→ Exercise requirements
Count every line of these entries that holds the word "Maksimum", and reply with the number only.

→ Stored data

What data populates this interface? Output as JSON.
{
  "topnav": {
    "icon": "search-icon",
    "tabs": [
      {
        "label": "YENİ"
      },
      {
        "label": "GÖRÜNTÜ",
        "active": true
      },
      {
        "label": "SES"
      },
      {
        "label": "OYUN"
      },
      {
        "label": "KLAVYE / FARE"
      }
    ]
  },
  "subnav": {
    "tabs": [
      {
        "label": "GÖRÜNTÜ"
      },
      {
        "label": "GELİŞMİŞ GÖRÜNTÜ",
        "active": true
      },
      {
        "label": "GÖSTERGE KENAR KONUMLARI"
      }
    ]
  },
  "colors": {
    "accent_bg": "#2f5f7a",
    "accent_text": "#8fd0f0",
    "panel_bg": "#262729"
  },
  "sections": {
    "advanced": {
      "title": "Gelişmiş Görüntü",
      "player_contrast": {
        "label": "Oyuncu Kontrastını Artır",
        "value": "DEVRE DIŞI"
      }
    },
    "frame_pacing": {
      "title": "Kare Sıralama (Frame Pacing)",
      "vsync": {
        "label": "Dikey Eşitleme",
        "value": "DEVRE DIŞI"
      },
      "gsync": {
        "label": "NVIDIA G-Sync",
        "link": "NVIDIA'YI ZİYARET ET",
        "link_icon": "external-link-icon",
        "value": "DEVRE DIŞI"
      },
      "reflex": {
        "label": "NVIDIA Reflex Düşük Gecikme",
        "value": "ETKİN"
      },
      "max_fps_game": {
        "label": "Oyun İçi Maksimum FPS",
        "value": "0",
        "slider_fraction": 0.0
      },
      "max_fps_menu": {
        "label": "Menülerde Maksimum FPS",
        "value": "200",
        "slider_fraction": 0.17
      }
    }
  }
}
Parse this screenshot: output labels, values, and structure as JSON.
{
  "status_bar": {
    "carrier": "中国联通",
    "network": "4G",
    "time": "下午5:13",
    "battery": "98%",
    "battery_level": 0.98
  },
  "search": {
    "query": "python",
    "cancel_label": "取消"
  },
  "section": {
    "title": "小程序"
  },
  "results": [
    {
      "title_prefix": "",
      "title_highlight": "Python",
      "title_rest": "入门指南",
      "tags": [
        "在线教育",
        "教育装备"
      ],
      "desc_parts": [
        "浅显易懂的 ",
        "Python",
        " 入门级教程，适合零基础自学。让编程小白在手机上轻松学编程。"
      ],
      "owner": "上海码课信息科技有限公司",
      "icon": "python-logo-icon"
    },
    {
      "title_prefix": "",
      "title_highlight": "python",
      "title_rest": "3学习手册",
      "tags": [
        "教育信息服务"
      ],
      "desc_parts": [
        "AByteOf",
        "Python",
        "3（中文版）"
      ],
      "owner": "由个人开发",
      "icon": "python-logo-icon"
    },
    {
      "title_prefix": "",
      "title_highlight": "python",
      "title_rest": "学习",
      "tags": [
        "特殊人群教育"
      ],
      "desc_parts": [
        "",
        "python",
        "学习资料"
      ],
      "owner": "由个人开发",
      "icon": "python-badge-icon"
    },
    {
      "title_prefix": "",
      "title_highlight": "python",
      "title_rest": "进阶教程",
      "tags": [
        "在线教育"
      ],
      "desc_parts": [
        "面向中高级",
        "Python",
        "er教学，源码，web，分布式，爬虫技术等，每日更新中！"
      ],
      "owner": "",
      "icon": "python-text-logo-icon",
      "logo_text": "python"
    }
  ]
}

→ Answer for the task
2